- TO BE DONE: Images should be left out, and everything else in the listing reproduced exactly.

- AVAILABLE DATA:
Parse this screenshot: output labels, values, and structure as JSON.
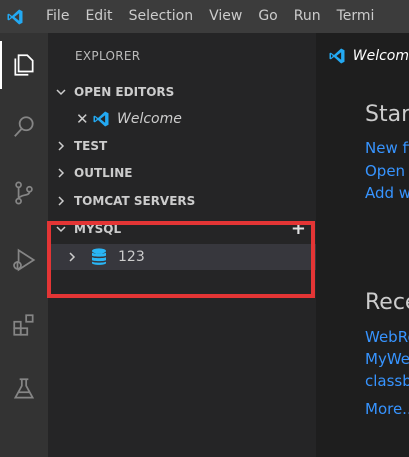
{
  "menubar": {
    "items": [
      "File",
      "Edit",
      "Selection",
      "View",
      "Go",
      "Run",
      "Termi"
    ]
  },
  "sidebar": {
    "title": "EXPLORER",
    "sections": {
      "open_editors": "OPEN EDITORS",
      "test": "TEST",
      "outline": "OUTLINE",
      "tomcat": "TOMCAT SERVERS",
      "mysql": "MYSQL"
    },
    "open_editor_label": "Welcome",
    "mysql_add": "+",
    "mysql_connection": "123"
  },
  "editor": {
    "tab_label": "Welcom",
    "start_heading": "Start",
    "start_links": [
      "New fi",
      "Open",
      "Add w"
    ],
    "recent_heading": "Rece",
    "recent_links": [
      "WebRe",
      "MyWe",
      "classb"
    ],
    "more_link": "More..."
  },
  "colors": {
    "accent": "#3794ff",
    "highlight_box": "#e33535",
    "vscode_blue": "#23a9f2"
  }
}
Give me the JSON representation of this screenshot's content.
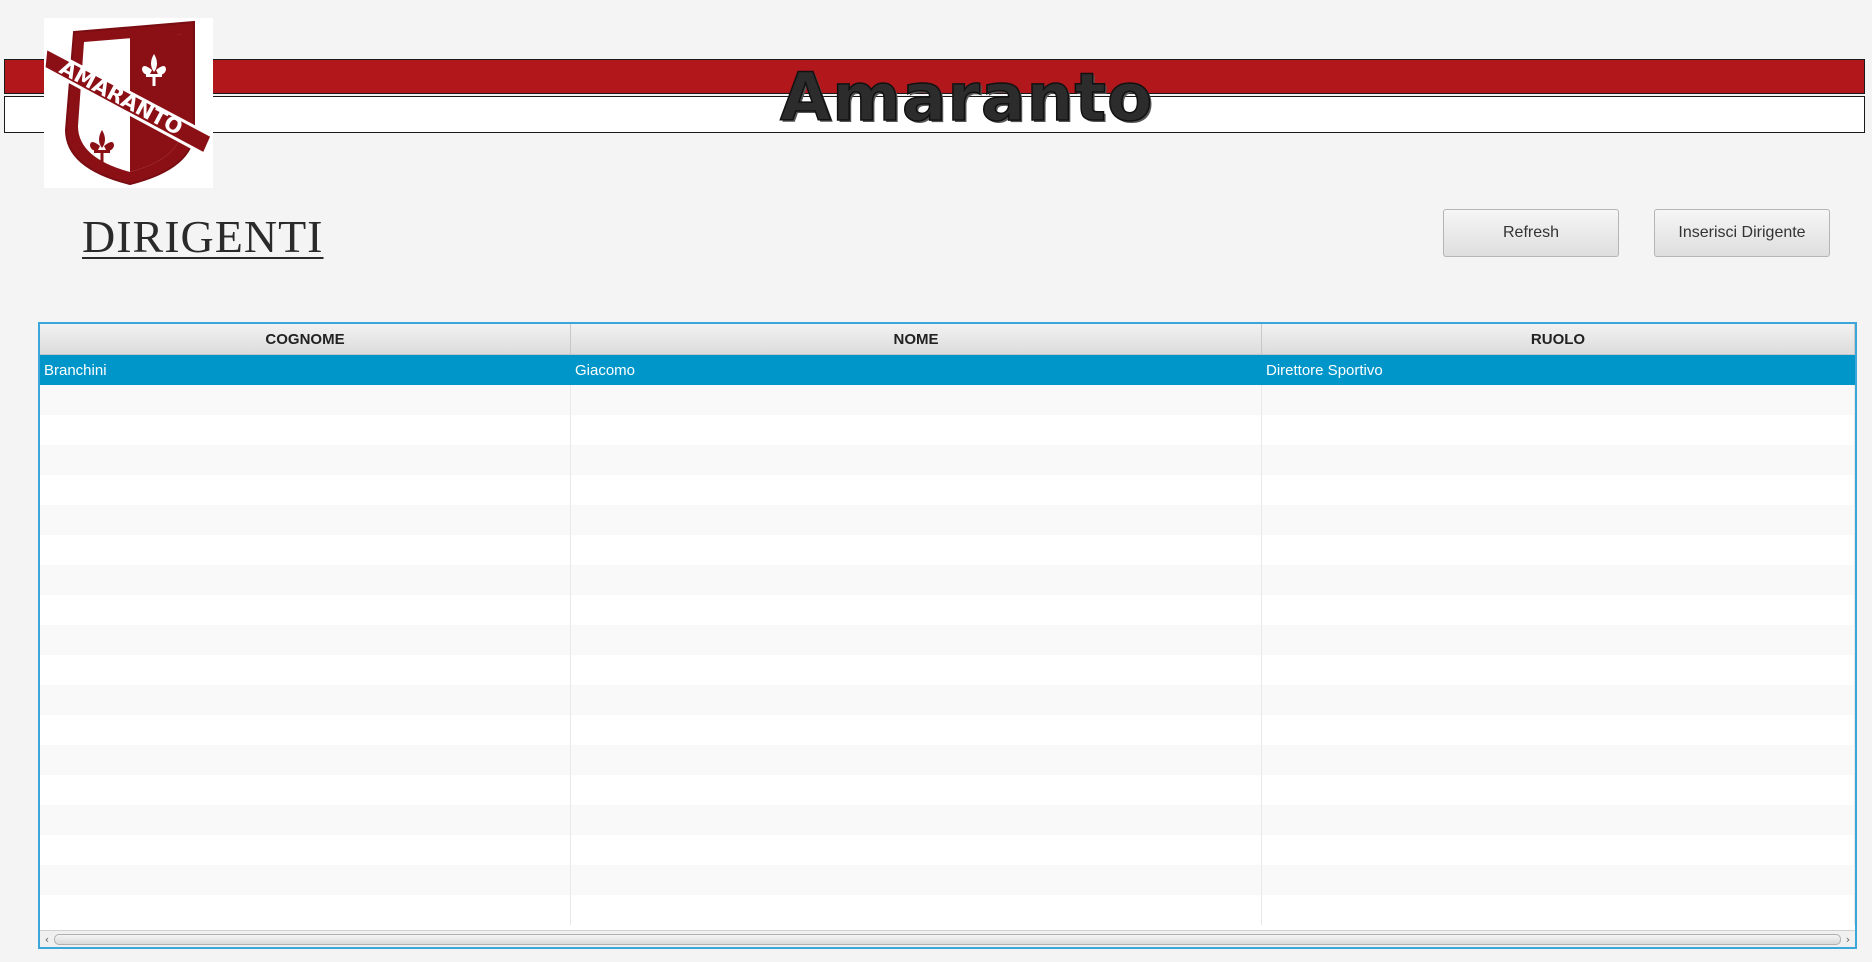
{
  "header": {
    "brand": "Amaranto",
    "logo_text": "AMARANTO"
  },
  "section": {
    "title": "DIRIGENTI"
  },
  "toolbar": {
    "refresh_label": "Refresh",
    "insert_label": "Inserisci Dirigente"
  },
  "table": {
    "columns": [
      "COGNOME",
      "NOME",
      "RUOLO"
    ],
    "rows": [
      [
        "Branchini",
        "Giacomo",
        "Direttore Sportivo"
      ]
    ]
  },
  "colors": {
    "brand_red": "#b2171b",
    "selection": "#0096c9",
    "table_border": "#3aa6d9"
  },
  "icons": {
    "logo": "fleur-de-lis-shield-icon",
    "scroll_left": "chevron-left-icon",
    "scroll_right": "chevron-right-icon"
  }
}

- RESULT:
Parse this screenshot: output labels, values, and structure as JSON.
{
  "menubar": {
    "items": [
      "File",
      "Edit",
      "Selection",
      "View",
      "Go",
      "Run",
      "Termi"
    ]
  },
  "sidebar": {
    "title": "EXPLORER",
    "sections": {
      "open_editors": "OPEN EDITORS",
      "test": "TEST",
      "outline": "OUTLINE",
      "tomcat": "TOMCAT SERVERS",
      "mysql": "MYSQL"
    },
    "open_editor_label": "Welcome",
    "mysql_add": "+",
    "mysql_connection": "123"
  },
  "editor": {
    "tab_label": "Welcom",
    "start_heading": "Start",
    "start_links": [
      "New fi",
      "Open",
      "Add w"
    ],
    "recent_heading": "Rece",
    "recent_links": [
      "WebRe",
      "MyWe",
      "classb"
    ],
    "more_link": "More..."
  },
  "colors": {
    "accent": "#3794ff",
    "highlight_box": "#e33535",
    "vscode_blue": "#23a9f2"
  }
}
Give me the JSON representation of this screenshot's content.
{
  "header": {
    "brand": "Amaranto",
    "logo_text": "AMARANTO"
  },
  "section": {
    "title": "DIRIGENTI"
  },
  "toolbar": {
    "refresh_label": "Refresh",
    "insert_label": "Inserisci Dirigente"
  },
  "table": {
    "columns": [
      "COGNOME",
      "NOME",
      "RUOLO"
    ],
    "rows": [
      [
        "Branchini",
        "Giacomo",
        "Direttore Sportivo"
      ]
    ]
  },
  "colors": {
    "brand_red": "#b2171b",
    "selection": "#0096c9",
    "table_border": "#3aa6d9"
  },
  "icons": {
    "logo": "fleur-de-lis-shield-icon",
    "scroll_left": "chevron-left-icon",
    "scroll_right": "chevron-right-icon"
  }
}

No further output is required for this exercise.